PROBLEM DESCRIPTION: Find each line with the word "color" and say how many there are, nothing else.

Records that describe figures:
· · · · · · ·

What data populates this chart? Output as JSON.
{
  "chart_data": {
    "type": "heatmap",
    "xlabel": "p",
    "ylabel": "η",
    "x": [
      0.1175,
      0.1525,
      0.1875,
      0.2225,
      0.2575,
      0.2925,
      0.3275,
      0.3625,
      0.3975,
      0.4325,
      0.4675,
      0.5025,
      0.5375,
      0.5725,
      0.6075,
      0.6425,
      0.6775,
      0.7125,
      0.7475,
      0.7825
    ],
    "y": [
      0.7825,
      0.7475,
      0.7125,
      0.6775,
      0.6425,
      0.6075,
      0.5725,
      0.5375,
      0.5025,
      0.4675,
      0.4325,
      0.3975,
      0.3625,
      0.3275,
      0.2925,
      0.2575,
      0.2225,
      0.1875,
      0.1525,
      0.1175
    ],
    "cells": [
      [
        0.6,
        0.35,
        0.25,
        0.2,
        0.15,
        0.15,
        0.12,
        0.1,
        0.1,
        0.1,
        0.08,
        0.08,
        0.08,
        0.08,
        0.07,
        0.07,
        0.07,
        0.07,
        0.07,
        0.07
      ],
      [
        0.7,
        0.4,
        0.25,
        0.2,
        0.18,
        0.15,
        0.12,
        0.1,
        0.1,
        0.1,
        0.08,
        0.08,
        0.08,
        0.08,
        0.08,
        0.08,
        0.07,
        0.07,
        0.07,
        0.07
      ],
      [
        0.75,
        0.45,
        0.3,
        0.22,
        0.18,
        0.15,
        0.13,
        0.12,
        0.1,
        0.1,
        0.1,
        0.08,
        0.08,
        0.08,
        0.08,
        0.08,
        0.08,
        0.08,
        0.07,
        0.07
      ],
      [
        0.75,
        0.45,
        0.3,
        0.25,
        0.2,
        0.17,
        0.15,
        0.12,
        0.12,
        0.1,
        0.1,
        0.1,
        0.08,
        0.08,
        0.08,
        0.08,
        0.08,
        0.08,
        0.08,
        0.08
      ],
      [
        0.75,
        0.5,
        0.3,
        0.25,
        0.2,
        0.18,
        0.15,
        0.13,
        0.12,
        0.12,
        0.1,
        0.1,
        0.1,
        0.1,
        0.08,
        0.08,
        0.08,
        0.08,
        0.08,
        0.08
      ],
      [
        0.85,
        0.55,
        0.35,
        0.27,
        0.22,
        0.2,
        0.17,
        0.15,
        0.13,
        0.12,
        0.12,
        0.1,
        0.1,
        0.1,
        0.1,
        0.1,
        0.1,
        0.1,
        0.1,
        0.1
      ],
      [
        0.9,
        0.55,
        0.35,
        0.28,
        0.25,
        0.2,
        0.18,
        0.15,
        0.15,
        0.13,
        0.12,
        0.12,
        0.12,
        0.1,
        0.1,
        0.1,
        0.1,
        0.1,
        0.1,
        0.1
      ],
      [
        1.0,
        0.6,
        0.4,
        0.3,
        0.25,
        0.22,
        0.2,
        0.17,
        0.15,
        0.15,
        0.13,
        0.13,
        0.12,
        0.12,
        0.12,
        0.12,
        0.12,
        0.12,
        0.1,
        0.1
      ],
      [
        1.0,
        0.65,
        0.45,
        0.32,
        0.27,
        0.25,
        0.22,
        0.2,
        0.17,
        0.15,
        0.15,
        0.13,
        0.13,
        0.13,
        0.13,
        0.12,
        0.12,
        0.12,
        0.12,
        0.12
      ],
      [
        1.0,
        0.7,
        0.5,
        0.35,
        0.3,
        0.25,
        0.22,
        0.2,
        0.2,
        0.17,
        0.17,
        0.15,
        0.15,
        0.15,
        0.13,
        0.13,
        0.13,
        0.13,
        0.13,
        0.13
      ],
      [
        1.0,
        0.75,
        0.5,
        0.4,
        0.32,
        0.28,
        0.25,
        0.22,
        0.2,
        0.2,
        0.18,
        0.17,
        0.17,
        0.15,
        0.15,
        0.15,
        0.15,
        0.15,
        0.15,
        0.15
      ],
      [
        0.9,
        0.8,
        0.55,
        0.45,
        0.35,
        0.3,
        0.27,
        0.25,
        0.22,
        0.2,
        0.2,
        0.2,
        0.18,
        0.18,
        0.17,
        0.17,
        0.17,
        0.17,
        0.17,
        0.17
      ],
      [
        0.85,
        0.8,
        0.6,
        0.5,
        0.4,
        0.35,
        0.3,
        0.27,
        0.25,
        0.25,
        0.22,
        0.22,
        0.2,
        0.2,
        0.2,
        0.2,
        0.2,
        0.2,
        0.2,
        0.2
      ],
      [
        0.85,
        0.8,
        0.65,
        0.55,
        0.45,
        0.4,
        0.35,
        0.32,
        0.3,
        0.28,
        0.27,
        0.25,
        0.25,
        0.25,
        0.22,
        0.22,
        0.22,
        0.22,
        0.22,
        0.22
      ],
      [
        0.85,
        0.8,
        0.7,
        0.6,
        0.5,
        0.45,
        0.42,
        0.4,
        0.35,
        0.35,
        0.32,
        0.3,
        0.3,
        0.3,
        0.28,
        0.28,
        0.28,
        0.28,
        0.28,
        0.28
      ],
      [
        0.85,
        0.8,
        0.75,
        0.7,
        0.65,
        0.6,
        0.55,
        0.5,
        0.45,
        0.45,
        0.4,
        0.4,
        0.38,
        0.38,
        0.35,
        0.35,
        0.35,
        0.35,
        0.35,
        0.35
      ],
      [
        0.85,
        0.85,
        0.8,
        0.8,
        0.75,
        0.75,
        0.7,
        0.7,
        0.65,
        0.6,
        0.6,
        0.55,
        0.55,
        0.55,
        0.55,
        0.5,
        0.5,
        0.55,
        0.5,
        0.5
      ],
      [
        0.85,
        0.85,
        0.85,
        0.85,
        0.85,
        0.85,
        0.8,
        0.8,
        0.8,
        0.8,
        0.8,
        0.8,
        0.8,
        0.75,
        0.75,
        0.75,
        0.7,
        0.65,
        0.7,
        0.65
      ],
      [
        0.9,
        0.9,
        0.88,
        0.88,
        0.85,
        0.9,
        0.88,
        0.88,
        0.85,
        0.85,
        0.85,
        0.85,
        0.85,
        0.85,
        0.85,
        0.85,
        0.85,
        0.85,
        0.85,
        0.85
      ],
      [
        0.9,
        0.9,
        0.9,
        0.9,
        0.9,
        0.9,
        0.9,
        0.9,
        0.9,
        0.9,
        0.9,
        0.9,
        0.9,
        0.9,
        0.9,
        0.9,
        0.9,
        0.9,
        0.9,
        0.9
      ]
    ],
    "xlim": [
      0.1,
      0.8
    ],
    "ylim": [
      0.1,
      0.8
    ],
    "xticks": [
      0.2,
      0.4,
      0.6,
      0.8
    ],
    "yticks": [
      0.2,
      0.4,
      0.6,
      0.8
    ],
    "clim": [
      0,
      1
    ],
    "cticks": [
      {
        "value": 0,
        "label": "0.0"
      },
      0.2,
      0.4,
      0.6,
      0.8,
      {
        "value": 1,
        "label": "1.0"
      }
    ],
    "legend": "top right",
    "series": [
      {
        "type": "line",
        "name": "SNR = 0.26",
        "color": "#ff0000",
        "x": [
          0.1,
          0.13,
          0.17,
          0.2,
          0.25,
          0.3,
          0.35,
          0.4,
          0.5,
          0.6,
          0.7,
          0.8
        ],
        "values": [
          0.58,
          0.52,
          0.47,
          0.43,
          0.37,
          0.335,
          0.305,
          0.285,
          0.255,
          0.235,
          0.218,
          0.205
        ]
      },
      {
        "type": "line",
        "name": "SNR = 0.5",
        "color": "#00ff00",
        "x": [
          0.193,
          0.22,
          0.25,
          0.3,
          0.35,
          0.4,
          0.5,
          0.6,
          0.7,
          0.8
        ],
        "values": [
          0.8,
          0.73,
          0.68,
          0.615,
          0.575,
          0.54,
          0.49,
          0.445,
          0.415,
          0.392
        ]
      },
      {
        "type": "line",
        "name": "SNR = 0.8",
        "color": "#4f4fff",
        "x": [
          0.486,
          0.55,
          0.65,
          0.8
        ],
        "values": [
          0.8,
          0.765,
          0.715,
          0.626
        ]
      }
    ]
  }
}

· · · · · · ·

WORKED SOLUTION: 3